## Requisiti del problema
Riporta come elenco numerato il tratto dei dati che va dalla riga contenente "folder-icon bbox=[234, 100, 256, 122]" fino alla riga contenente "21, 208, 36]", entrambe incluse, tralasciando le righe vuote.

## Dati archiviati
# # # #

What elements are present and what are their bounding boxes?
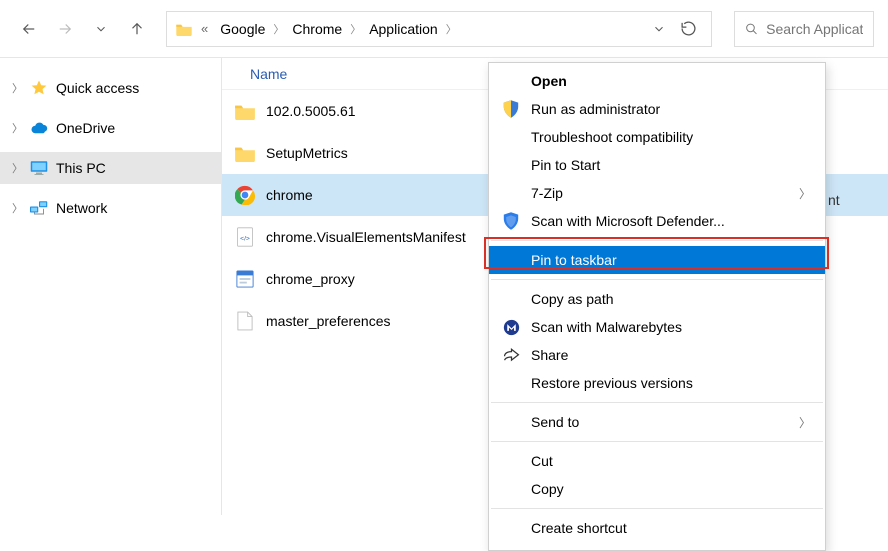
folder-icon bbox=[234, 100, 256, 122]
expand-chevron-icon[interactable]: 〉 bbox=[12, 160, 22, 176]
ctx-restore[interactable]: Restore previous versions bbox=[489, 369, 825, 397]
breadcrumb-overflow-icon[interactable]: « bbox=[201, 21, 208, 36]
arrow-left-icon bbox=[20, 20, 38, 38]
nav-item-this-pc[interactable]: 〉 This PC bbox=[0, 152, 221, 184]
ctx-pin-taskbar[interactable]: Pin to taskbar bbox=[489, 246, 825, 274]
ctx-label: Scan with Malwarebytes bbox=[531, 319, 811, 335]
search-box[interactable] bbox=[734, 11, 874, 47]
nav-item-onedrive[interactable]: 〉 OneDrive bbox=[0, 112, 221, 144]
context-menu-separator bbox=[491, 240, 823, 241]
chevron-right-icon: 〉 bbox=[348, 21, 363, 37]
context-menu-separator bbox=[491, 441, 823, 442]
nav-up-button[interactable] bbox=[122, 14, 152, 44]
ctx-malwarebytes[interactable]: Scan with Malwarebytes bbox=[489, 313, 825, 341]
cloud-icon bbox=[30, 119, 48, 137]
ctx-label: Scan with Microsoft Defender... bbox=[531, 213, 811, 229]
breadcrumb-seg-1[interactable]: Chrome bbox=[286, 19, 348, 39]
ctx-send-to[interactable]: Send to 〉 bbox=[489, 408, 825, 436]
file-name: chrome.VisualElementsManifest bbox=[266, 229, 466, 245]
breadcrumb-seg-2[interactable]: Application bbox=[363, 19, 444, 39]
nav-label: OneDrive bbox=[56, 120, 115, 136]
refresh-icon[interactable] bbox=[680, 20, 697, 37]
context-menu-separator bbox=[491, 279, 823, 280]
folder-icon bbox=[175, 22, 193, 36]
ctx-label: Pin to taskbar bbox=[531, 252, 811, 268]
nav-back-button[interactable] bbox=[14, 14, 44, 44]
breadcrumb-seg-0[interactable]: Google bbox=[214, 19, 271, 39]
expand-chevron-icon[interactable]: 〉 bbox=[12, 120, 22, 136]
folder-icon bbox=[234, 142, 256, 164]
blank-file-icon bbox=[234, 310, 256, 332]
file-name: chrome_proxy bbox=[266, 271, 355, 287]
toolbar: « Google 〉 Chrome 〉 Application 〉 bbox=[0, 0, 888, 58]
address-bar[interactable]: « Google 〉 Chrome 〉 Application 〉 bbox=[166, 11, 712, 47]
ctx-run-admin[interactable]: Run as administrator bbox=[489, 95, 825, 123]
expand-chevron-icon[interactable]: 〉 bbox=[12, 200, 22, 216]
ctx-label: Troubleshoot compatibility bbox=[531, 129, 811, 145]
chevron-right-icon: 〉 bbox=[799, 414, 811, 431]
search-input[interactable] bbox=[766, 21, 863, 37]
arrow-right-icon bbox=[56, 20, 74, 38]
svg-text:</>: </> bbox=[240, 235, 250, 242]
file-name: master_preferences bbox=[266, 313, 391, 329]
ctx-label: 7-Zip bbox=[531, 185, 789, 201]
ctx-cut[interactable]: Cut bbox=[489, 447, 825, 475]
chrome-icon bbox=[234, 184, 256, 206]
ctx-label: Cut bbox=[531, 453, 811, 469]
truncated-cell-text: nt bbox=[828, 192, 886, 208]
ctx-create-shortcut[interactable]: Create shortcut bbox=[489, 514, 825, 542]
share-icon bbox=[501, 345, 521, 365]
shield-admin-icon bbox=[501, 99, 521, 119]
ctx-label: Open bbox=[531, 73, 811, 89]
star-icon bbox=[30, 79, 48, 97]
context-menu-separator bbox=[491, 402, 823, 403]
malwarebytes-icon bbox=[501, 317, 521, 337]
chevron-right-icon: 〉 bbox=[444, 21, 459, 37]
chevron-right-icon: 〉 bbox=[799, 185, 811, 202]
file-name: SetupMetrics bbox=[266, 145, 348, 161]
nav-label: Quick access bbox=[56, 80, 139, 96]
nav-item-network[interactable]: 〉 Network bbox=[0, 192, 221, 224]
chevron-right-icon: 〉 bbox=[271, 21, 286, 37]
ctx-label: Pin to Start bbox=[531, 157, 811, 173]
ctx-label: Share bbox=[531, 347, 811, 363]
search-icon bbox=[745, 21, 758, 37]
navigation-pane: 〉 Quick access 〉 OneDrive 〉 This PC 〉 bbox=[0, 58, 222, 515]
ctx-open[interactable]: Open bbox=[489, 67, 825, 95]
ctx-share[interactable]: Share bbox=[489, 341, 825, 369]
network-icon bbox=[30, 199, 48, 217]
nav-forward-button[interactable] bbox=[50, 14, 80, 44]
nav-item-quick-access[interactable]: 〉 Quick access bbox=[0, 72, 221, 104]
monitor-icon bbox=[30, 159, 48, 177]
ctx-label: Copy as path bbox=[531, 291, 811, 307]
expand-chevron-icon[interactable]: 〉 bbox=[12, 80, 22, 96]
ctx-label: Copy bbox=[531, 481, 811, 497]
arrow-up-icon bbox=[128, 20, 146, 38]
nav-label: This PC bbox=[56, 160, 106, 176]
ctx-label: Create shortcut bbox=[531, 520, 811, 536]
ctx-label: Run as administrator bbox=[531, 101, 811, 117]
ctx-pin-start[interactable]: Pin to Start bbox=[489, 151, 825, 179]
ctx-label: Send to bbox=[531, 414, 789, 430]
file-name: chrome bbox=[266, 187, 313, 203]
application-icon bbox=[234, 268, 256, 290]
xml-file-icon: </> bbox=[234, 226, 256, 248]
context-menu-separator bbox=[491, 508, 823, 509]
nav-label: Network bbox=[56, 200, 107, 216]
nav-recent-dropdown[interactable] bbox=[86, 14, 116, 44]
ctx-copy[interactable]: Copy bbox=[489, 475, 825, 503]
ctx-defender[interactable]: Scan with Microsoft Defender... bbox=[489, 207, 825, 235]
file-name: 102.0.5005.61 bbox=[266, 103, 356, 119]
ctx-7zip[interactable]: 7-Zip 〉 bbox=[489, 179, 825, 207]
shield-defender-icon bbox=[501, 211, 521, 231]
chevron-down-icon[interactable] bbox=[652, 22, 666, 36]
context-menu: Open Run as administrator Troubleshoot c… bbox=[488, 62, 826, 551]
ctx-label: Restore previous versions bbox=[531, 375, 811, 391]
ctx-troubleshoot[interactable]: Troubleshoot compatibility bbox=[489, 123, 825, 151]
chevron-down-icon bbox=[94, 22, 108, 36]
ctx-copy-path[interactable]: Copy as path bbox=[489, 285, 825, 313]
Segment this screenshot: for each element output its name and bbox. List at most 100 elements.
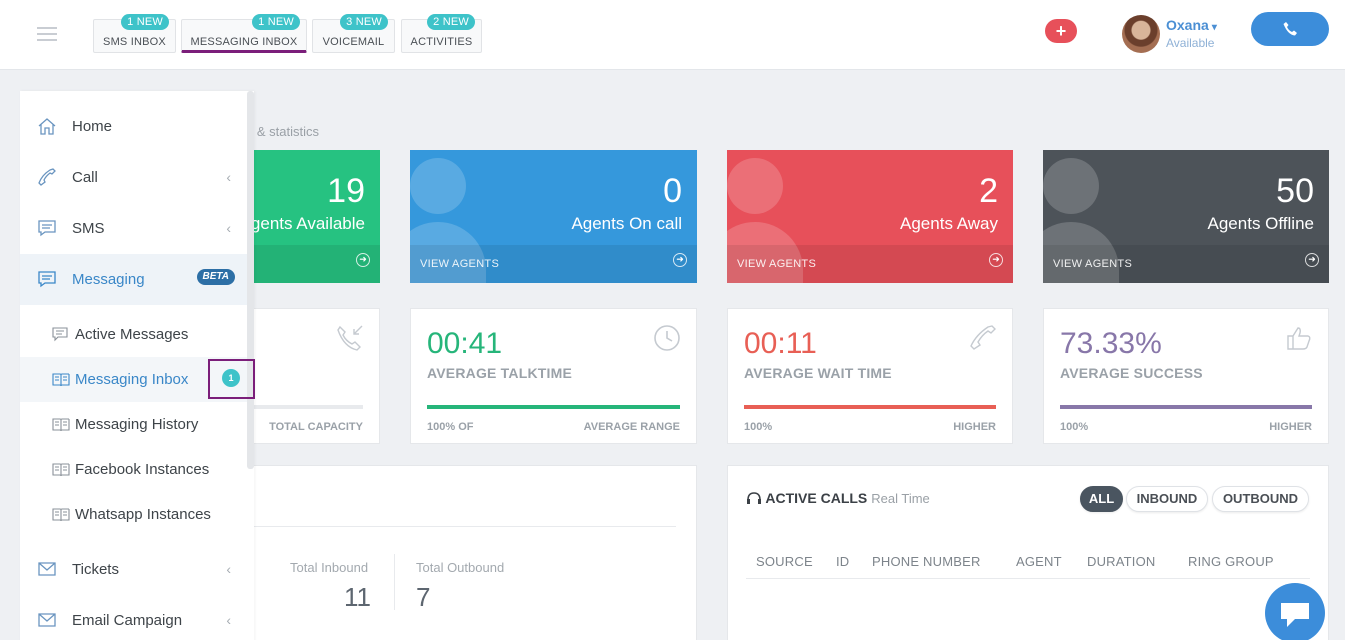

# # # #

## Problema risolto
1. folder-icon bbox=[234, 100, 256, 122]
2. expand-chevron-icon[interactable]: 〉 bbox=[12, 160, 22, 176]
3. ctx-restore[interactable]: Restore previous versions bbox=[489, 369, 825, 397]
4. breadcrumb-overflow-icon[interactable]: « bbox=[201, 21, 208, 36]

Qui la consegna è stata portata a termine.